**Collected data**
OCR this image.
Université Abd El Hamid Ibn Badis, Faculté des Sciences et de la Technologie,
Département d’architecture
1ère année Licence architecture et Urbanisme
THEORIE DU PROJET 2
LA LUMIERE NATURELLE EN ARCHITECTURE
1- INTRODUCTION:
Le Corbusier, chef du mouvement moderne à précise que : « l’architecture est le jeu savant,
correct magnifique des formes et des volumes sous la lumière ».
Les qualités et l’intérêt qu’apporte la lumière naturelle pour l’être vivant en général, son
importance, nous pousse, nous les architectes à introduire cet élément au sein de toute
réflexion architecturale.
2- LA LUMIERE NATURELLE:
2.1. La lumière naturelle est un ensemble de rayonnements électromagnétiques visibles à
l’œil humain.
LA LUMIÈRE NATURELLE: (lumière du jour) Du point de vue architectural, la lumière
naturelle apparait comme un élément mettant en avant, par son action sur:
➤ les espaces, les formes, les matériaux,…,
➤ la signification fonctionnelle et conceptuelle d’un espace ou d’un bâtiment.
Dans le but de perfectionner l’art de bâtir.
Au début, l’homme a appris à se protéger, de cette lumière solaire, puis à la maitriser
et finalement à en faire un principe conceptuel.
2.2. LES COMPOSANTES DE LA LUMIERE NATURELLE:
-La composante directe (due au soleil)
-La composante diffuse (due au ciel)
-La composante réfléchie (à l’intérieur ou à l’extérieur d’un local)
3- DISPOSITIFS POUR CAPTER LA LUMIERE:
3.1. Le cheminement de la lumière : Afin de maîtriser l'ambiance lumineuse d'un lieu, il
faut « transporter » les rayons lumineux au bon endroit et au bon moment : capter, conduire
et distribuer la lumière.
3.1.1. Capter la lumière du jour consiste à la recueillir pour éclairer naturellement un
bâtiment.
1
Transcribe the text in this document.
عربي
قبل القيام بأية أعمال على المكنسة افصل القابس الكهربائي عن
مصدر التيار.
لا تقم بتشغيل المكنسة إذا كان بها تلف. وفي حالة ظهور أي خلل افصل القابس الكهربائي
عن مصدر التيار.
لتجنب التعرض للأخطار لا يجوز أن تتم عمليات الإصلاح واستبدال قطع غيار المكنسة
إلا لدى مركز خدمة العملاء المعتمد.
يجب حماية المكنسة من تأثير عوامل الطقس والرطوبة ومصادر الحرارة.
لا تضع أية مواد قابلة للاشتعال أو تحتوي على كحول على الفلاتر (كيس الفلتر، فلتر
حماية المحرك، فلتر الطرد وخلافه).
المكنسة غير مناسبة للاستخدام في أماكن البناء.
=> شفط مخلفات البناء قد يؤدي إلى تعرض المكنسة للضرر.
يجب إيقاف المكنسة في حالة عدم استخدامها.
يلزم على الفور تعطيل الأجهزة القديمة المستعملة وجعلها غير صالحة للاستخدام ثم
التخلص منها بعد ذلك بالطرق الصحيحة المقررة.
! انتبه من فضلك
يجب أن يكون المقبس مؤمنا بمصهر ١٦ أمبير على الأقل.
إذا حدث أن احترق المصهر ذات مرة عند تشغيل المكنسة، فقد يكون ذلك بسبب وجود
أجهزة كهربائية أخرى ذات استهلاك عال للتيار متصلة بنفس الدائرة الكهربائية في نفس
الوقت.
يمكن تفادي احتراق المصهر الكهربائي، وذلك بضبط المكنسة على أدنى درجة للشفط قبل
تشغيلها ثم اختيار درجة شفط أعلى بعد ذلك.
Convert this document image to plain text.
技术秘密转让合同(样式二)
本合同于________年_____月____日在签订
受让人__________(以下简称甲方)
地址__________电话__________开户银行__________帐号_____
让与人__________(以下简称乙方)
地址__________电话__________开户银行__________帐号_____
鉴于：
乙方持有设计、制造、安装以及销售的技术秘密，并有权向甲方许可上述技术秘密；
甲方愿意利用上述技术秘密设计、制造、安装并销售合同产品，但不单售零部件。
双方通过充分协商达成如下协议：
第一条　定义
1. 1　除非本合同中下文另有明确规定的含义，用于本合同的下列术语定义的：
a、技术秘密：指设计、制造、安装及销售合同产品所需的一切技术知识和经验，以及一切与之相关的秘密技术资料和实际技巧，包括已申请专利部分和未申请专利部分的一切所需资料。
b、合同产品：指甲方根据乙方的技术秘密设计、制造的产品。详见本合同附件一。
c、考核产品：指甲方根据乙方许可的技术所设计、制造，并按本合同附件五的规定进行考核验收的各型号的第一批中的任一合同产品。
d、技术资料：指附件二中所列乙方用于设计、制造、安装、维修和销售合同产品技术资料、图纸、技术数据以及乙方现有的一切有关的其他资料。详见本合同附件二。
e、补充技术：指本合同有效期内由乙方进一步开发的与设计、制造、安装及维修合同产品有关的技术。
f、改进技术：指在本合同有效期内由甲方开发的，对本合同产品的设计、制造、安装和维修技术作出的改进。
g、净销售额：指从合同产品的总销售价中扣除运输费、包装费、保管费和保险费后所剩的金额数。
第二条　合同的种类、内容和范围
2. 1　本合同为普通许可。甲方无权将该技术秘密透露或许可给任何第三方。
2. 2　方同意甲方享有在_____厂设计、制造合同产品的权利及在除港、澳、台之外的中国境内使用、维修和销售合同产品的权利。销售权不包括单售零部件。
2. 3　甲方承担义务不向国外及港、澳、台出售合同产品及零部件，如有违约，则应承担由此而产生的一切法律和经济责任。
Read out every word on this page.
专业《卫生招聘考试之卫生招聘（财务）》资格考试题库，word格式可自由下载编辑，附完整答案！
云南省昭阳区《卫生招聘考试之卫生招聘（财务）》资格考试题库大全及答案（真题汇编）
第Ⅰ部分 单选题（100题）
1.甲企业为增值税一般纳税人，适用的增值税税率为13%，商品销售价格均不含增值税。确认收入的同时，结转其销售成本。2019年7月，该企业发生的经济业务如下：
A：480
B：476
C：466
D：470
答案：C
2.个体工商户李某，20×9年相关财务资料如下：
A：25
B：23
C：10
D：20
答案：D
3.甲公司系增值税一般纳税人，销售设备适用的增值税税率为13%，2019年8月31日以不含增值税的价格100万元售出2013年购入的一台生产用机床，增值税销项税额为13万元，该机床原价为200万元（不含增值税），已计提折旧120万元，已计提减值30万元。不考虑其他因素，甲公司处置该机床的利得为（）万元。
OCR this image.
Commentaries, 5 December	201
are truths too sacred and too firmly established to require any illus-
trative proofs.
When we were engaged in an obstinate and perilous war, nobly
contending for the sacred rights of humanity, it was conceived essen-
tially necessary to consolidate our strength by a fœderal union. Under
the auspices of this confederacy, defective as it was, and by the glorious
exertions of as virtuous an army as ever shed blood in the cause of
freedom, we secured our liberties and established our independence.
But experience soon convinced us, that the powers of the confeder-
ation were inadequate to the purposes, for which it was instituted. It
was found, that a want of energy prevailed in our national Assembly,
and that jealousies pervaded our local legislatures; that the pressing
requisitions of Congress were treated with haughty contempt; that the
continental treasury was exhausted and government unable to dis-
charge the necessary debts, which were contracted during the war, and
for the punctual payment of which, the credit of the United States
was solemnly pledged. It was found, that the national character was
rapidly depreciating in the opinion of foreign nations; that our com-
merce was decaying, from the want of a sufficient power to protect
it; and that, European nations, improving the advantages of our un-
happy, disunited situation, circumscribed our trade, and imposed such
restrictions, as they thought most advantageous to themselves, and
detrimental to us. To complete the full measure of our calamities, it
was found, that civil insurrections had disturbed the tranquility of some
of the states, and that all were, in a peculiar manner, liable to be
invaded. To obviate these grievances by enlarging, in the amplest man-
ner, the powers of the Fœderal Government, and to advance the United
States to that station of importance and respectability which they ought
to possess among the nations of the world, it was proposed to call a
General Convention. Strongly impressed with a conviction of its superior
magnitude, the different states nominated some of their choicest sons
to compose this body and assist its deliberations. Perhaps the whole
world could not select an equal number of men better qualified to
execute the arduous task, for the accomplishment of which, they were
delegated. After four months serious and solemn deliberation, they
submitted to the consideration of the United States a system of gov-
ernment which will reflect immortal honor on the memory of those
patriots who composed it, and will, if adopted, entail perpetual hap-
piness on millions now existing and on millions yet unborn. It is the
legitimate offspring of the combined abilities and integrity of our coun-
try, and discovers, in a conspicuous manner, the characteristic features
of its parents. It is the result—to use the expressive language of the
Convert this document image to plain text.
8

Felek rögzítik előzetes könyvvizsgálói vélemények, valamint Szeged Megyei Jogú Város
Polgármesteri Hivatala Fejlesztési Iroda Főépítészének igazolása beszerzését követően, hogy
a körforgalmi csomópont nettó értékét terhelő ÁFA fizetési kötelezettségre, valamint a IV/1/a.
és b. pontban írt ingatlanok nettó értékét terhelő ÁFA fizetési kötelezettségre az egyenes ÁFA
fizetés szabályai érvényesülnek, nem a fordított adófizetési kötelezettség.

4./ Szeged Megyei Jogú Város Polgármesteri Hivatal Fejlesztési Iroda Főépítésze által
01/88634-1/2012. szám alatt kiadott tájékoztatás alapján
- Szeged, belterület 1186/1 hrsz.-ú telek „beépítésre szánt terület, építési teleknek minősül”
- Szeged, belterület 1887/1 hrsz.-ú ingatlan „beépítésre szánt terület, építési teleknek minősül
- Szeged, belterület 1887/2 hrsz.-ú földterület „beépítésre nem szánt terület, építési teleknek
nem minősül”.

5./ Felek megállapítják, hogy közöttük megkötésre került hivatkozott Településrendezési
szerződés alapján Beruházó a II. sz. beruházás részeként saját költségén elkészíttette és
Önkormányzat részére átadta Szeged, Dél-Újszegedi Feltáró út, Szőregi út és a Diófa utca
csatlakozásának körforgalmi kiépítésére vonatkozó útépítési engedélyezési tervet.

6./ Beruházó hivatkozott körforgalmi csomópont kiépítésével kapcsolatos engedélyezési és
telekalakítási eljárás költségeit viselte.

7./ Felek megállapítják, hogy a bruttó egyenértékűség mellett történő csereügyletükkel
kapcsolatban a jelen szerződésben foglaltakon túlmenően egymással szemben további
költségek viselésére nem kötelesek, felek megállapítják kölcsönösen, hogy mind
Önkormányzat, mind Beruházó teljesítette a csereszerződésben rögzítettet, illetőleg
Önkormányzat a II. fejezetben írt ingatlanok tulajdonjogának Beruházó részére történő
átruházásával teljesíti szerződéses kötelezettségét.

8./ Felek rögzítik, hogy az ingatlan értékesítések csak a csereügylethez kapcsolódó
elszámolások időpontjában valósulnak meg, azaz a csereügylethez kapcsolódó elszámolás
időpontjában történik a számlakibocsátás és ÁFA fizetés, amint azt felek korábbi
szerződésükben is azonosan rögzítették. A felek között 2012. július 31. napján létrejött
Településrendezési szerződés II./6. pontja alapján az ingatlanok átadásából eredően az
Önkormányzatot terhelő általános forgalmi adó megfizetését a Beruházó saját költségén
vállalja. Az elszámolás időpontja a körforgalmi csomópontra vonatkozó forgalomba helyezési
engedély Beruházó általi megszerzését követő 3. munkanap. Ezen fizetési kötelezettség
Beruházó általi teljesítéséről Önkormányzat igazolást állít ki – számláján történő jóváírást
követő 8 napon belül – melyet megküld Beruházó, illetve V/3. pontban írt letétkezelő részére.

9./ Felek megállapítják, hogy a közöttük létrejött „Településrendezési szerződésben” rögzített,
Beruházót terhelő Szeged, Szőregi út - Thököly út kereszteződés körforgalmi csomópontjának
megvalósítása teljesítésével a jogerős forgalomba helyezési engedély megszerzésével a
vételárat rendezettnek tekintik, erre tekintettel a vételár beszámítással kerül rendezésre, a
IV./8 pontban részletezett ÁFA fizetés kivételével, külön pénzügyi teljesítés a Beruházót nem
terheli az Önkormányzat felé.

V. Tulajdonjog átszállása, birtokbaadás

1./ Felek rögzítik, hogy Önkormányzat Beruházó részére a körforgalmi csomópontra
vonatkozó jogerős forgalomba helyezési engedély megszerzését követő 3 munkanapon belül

**EXERCISE TASK**
Copy out each line of the data containing the string "Fejlesztési".

**CORRECT RESULT**
Polgármesteri Hivatala Fejlesztési Iroda Főépítészének igazolása beszerzését követően, hogy
4./ Szeged Megyei Jogú Város Polgármesteri Hivatal Fejlesztési Iroda Főépítésze által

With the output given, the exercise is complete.